**What is being asked:** Swap every "folder-icon" for "directory-icon" across all entries below, and reproduce the lines with nothing else altered.

[Bounding box annotations]
******************************

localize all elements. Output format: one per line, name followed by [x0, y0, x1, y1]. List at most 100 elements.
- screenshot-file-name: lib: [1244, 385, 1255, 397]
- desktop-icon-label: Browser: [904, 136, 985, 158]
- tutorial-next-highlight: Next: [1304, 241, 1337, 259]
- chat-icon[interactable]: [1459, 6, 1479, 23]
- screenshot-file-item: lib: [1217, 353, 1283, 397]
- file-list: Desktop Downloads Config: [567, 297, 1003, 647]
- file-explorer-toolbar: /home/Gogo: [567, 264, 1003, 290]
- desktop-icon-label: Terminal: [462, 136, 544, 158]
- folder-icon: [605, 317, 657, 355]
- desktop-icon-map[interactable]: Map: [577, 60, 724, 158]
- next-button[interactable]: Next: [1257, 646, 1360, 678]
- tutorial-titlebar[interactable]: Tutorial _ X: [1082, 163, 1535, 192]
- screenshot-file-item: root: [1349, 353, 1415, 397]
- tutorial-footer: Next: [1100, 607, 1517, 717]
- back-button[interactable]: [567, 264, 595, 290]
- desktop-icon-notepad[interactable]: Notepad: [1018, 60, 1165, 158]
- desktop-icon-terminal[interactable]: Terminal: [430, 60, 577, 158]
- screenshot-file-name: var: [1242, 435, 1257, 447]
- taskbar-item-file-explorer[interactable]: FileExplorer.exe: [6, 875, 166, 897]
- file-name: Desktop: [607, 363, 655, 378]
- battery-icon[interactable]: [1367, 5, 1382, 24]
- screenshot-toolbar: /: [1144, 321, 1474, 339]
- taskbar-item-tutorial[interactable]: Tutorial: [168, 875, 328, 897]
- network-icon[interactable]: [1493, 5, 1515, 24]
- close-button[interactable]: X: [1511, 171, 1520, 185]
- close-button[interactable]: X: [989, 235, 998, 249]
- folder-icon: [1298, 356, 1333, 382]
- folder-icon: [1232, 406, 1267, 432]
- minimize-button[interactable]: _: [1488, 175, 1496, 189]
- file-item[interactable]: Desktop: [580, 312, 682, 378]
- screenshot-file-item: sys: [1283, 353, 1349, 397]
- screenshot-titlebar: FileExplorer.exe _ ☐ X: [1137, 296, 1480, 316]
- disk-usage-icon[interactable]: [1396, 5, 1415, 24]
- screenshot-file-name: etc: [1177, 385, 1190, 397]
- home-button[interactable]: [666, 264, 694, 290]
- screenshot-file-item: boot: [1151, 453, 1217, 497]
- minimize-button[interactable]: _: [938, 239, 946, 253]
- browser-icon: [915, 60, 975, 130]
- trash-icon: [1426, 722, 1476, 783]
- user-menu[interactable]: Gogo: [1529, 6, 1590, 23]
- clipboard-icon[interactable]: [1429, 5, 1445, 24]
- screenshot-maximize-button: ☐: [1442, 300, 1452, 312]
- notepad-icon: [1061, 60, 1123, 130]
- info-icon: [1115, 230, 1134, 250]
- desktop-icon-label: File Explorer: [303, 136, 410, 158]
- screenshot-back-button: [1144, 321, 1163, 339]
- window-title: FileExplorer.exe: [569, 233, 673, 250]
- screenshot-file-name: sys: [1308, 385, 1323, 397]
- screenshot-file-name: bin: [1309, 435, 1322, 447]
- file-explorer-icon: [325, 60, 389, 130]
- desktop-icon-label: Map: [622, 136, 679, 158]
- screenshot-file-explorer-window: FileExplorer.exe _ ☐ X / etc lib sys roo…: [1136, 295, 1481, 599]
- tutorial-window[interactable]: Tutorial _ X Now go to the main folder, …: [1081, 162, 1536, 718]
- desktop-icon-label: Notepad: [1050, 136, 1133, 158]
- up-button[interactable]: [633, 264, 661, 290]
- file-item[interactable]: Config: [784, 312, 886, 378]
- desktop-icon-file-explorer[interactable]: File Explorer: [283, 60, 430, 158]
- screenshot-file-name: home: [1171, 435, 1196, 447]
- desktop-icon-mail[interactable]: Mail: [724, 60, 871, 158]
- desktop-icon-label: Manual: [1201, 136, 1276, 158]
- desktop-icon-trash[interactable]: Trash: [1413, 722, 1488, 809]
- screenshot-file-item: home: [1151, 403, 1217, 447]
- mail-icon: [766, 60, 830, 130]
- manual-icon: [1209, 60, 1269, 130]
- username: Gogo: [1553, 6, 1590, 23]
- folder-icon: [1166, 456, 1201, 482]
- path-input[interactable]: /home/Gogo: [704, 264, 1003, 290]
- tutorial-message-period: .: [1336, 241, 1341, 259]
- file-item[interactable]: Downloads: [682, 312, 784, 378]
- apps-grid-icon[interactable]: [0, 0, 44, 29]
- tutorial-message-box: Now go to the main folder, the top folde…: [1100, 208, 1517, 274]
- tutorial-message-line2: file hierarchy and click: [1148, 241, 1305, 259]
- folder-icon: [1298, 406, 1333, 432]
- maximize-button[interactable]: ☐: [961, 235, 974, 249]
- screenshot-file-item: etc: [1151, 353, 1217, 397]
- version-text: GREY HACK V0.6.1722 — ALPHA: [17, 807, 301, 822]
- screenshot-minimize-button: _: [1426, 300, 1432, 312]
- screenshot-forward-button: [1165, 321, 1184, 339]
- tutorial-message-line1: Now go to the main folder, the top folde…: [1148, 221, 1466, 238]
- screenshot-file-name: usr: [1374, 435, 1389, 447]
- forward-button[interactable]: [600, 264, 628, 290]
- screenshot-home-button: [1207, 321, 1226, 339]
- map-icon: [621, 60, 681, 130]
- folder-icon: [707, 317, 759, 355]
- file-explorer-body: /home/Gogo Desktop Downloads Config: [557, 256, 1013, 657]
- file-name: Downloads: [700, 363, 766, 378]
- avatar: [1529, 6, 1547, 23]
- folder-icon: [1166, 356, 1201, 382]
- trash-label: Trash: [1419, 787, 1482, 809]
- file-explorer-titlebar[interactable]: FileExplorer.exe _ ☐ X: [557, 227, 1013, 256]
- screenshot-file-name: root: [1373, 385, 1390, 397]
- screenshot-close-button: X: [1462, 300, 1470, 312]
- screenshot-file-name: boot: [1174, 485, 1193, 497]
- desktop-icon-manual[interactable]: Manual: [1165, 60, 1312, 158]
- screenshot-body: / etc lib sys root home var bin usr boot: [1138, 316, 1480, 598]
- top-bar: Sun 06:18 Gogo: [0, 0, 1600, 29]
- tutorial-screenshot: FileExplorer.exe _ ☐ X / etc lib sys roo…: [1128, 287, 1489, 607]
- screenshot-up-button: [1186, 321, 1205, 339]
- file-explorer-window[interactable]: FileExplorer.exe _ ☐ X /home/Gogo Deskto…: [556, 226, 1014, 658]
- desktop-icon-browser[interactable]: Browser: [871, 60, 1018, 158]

******************************

**Full solution:**
localize all elements. Output format: one per line, name followed by [x0, y0, x1, y1]. List at most 100 elements.
- screenshot-file-name: lib: [1244, 385, 1255, 397]
- desktop-icon-label: Browser: [904, 136, 985, 158]
- tutorial-next-highlight: Next: [1304, 241, 1337, 259]
- chat-icon[interactable]: [1459, 6, 1479, 23]
- screenshot-file-item: lib: [1217, 353, 1283, 397]
- file-list: Desktop Downloads Config: [567, 297, 1003, 647]
- file-explorer-toolbar: /home/Gogo: [567, 264, 1003, 290]
- desktop-icon-label: Terminal: [462, 136, 544, 158]
- directory-icon: [605, 317, 657, 355]
- desktop-icon-map[interactable]: Map: [577, 60, 724, 158]
- next-button[interactable]: Next: [1257, 646, 1360, 678]
- tutorial-titlebar[interactable]: Tutorial _ X: [1082, 163, 1535, 192]
- screenshot-file-item: root: [1349, 353, 1415, 397]
- tutorial-footer: Next: [1100, 607, 1517, 717]
- back-button[interactable]: [567, 264, 595, 290]
- desktop-icon-notepad[interactable]: Notepad: [1018, 60, 1165, 158]
- desktop-icon-terminal[interactable]: Terminal: [430, 60, 577, 158]
- screenshot-file-name: var: [1242, 435, 1257, 447]
- taskbar-item-file-explorer[interactable]: FileExplorer.exe: [6, 875, 166, 897]
- file-name: Desktop: [607, 363, 655, 378]
- battery-icon[interactable]: [1367, 5, 1382, 24]
- screenshot-toolbar: /: [1144, 321, 1474, 339]
- taskbar-item-tutorial[interactable]: Tutorial: [168, 875, 328, 897]
- network-icon[interactable]: [1493, 5, 1515, 24]
- close-button[interactable]: X: [1511, 171, 1520, 185]
- close-button[interactable]: X: [989, 235, 998, 249]
- directory-icon: [1298, 356, 1333, 382]
- directory-icon: [1232, 406, 1267, 432]
- minimize-button[interactable]: _: [1488, 175, 1496, 189]
- file-item[interactable]: Desktop: [580, 312, 682, 378]
- screenshot-file-item: sys: [1283, 353, 1349, 397]
- screenshot-titlebar: FileExplorer.exe _ ☐ X: [1137, 296, 1480, 316]
- disk-usage-icon[interactable]: [1396, 5, 1415, 24]
- screenshot-file-name: etc: [1177, 385, 1190, 397]
- home-button[interactable]: [666, 264, 694, 290]
- screenshot-file-item: boot: [1151, 453, 1217, 497]
- minimize-button[interactable]: _: [938, 239, 946, 253]
- browser-icon: [915, 60, 975, 130]
- trash-icon: [1426, 722, 1476, 783]
- user-menu[interactable]: Gogo: [1529, 6, 1590, 23]
- clipboard-icon[interactable]: [1429, 5, 1445, 24]
- screenshot-maximize-button: ☐: [1442, 300, 1452, 312]
- notepad-icon: [1061, 60, 1123, 130]
- info-icon: [1115, 230, 1134, 250]
- desktop-icon-label: File Explorer: [303, 136, 410, 158]
- screenshot-back-button: [1144, 321, 1163, 339]
- window-title: FileExplorer.exe: [569, 233, 673, 250]
- screenshot-file-name: sys: [1308, 385, 1323, 397]
- screenshot-file-name: bin: [1309, 435, 1322, 447]
- file-explorer-icon: [325, 60, 389, 130]
- desktop-icon-label: Map: [622, 136, 679, 158]
- screenshot-file-explorer-window: FileExplorer.exe _ ☐ X / etc lib sys roo…: [1136, 295, 1481, 599]
- tutorial-window[interactable]: Tutorial _ X Now go to the main folder, …: [1081, 162, 1536, 718]
- desktop-icon-label: Notepad: [1050, 136, 1133, 158]
- up-button[interactable]: [633, 264, 661, 290]
- file-item[interactable]: Config: [784, 312, 886, 378]
- desktop-icon-file-explorer[interactable]: File Explorer: [283, 60, 430, 158]
- screenshot-file-name: home: [1171, 435, 1196, 447]
- desktop-icon-mail[interactable]: Mail: [724, 60, 871, 158]
- desktop-icon-label: Manual: [1201, 136, 1276, 158]
- desktop-icon-trash[interactable]: Trash: [1413, 722, 1488, 809]
- screenshot-file-item: home: [1151, 403, 1217, 447]
- mail-icon: [766, 60, 830, 130]
- manual-icon: [1209, 60, 1269, 130]
- username: Gogo: [1553, 6, 1590, 23]
- directory-icon: [1166, 456, 1201, 482]
- path-input[interactable]: /home/Gogo: [704, 264, 1003, 290]
- tutorial-message-period: .: [1336, 241, 1341, 259]
- file-item[interactable]: Downloads: [682, 312, 784, 378]
- apps-grid-icon[interactable]: [0, 0, 44, 29]
- tutorial-message-box: Now go to the main folder, the top folde…: [1100, 208, 1517, 274]
- tutorial-message-line2: file hierarchy and click: [1148, 241, 1305, 259]
- directory-icon: [1298, 406, 1333, 432]
- maximize-button[interactable]: ☐: [961, 235, 974, 249]
- screenshot-file-item: etc: [1151, 353, 1217, 397]
- version-text: GREY HACK V0.6.1722 — ALPHA: [17, 807, 301, 822]
- screenshot-minimize-button: _: [1426, 300, 1432, 312]
- screenshot-forward-button: [1165, 321, 1184, 339]
- tutorial-message-line1: Now go to the main folder, the top folde…: [1148, 221, 1466, 238]
- screenshot-file-name: usr: [1374, 435, 1389, 447]
- forward-button[interactable]: [600, 264, 628, 290]
- screenshot-home-button: [1207, 321, 1226, 339]
- map-icon: [621, 60, 681, 130]
- directory-icon: [707, 317, 759, 355]
- file-explorer-body: /home/Gogo Desktop Downloads Config: [557, 256, 1013, 657]
- file-name: Downloads: [700, 363, 766, 378]
- avatar: [1529, 6, 1547, 23]
- directory-icon: [1166, 356, 1201, 382]
- trash-label: Trash: [1419, 787, 1482, 809]
- file-explorer-titlebar[interactable]: FileExplorer.exe _ ☐ X: [557, 227, 1013, 256]
- screenshot-file-name: root: [1373, 385, 1390, 397]
- screenshot-close-button: X: [1462, 300, 1470, 312]
- screenshot-file-name: boot: [1174, 485, 1193, 497]
- desktop-icon-manual[interactable]: Manual: [1165, 60, 1312, 158]
- screenshot-body: / etc lib sys root home var bin usr boot: [1138, 316, 1480, 598]
- top-bar: Sun 06:18 Gogo: [0, 0, 1600, 29]
- tutorial-screenshot: FileExplorer.exe _ ☐ X / etc lib sys roo…: [1128, 287, 1489, 607]
- screenshot-up-button: [1186, 321, 1205, 339]
- file-explorer-window[interactable]: FileExplorer.exe _ ☐ X /home/Gogo Deskto…: [556, 226, 1014, 658]
- desktop-icon-browser[interactable]: Browser: [871, 60, 1018, 158]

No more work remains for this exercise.